- [Exercise goal]:
Check each line of the listing for the string "Free", then state how many lines have it. Only the number is wanted.

::: Provided material :::

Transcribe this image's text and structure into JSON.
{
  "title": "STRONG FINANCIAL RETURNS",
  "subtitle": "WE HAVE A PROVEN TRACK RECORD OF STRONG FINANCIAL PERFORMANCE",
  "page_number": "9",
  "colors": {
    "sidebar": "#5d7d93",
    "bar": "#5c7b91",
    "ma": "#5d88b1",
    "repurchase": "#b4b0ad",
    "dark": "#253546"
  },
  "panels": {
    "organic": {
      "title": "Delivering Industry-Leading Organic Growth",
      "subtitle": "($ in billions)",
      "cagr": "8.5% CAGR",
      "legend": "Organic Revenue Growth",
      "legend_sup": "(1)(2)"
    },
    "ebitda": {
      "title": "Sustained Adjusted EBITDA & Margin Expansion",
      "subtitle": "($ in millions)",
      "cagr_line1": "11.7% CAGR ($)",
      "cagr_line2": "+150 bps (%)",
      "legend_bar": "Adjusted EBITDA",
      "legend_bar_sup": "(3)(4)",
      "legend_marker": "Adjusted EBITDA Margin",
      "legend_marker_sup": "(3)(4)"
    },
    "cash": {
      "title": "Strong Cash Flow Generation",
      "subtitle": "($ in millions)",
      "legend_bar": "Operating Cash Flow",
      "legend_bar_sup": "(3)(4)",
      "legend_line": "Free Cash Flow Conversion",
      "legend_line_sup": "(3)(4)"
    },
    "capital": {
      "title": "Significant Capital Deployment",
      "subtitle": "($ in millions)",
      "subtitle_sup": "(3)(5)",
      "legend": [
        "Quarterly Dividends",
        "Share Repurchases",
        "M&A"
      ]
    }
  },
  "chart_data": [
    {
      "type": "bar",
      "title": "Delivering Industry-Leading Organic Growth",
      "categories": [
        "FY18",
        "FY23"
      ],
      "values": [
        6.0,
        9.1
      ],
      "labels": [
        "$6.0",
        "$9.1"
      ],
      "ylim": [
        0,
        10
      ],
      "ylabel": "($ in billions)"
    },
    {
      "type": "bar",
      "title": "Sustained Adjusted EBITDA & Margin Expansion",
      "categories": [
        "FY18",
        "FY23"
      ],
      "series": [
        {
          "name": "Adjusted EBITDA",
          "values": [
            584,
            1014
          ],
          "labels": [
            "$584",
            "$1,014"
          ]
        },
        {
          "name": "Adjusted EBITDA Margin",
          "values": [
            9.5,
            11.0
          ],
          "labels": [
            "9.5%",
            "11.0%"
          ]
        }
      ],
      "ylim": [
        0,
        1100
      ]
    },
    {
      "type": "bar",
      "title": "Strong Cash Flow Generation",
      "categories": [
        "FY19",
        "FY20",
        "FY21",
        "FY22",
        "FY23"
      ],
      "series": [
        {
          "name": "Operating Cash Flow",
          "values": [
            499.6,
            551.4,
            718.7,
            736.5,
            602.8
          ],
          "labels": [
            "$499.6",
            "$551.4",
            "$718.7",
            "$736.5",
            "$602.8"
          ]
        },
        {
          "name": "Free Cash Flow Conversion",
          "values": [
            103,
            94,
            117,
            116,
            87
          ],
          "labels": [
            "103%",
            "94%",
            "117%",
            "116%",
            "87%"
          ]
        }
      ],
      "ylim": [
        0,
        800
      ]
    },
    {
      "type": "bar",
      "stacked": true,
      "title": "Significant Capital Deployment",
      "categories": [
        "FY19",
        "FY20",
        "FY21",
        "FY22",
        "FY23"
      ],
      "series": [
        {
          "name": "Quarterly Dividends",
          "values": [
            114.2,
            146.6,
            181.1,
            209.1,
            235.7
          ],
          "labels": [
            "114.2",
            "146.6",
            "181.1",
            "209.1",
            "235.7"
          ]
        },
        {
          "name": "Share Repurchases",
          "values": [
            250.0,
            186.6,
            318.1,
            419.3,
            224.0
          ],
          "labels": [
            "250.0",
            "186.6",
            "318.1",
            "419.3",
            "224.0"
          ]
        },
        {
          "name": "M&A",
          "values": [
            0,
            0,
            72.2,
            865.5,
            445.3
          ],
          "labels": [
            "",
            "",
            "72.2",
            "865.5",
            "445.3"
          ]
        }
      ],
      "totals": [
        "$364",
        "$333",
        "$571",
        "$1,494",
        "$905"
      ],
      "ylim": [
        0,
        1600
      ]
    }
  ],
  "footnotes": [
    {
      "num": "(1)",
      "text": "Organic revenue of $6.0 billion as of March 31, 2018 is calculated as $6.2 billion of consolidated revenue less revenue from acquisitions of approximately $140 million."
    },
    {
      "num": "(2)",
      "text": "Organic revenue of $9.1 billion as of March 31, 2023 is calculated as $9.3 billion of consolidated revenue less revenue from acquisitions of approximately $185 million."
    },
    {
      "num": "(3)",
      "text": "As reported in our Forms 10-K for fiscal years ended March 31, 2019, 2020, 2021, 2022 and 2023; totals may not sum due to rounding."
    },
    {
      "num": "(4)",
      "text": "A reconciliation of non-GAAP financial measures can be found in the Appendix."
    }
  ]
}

:::

- [Task solution]:
2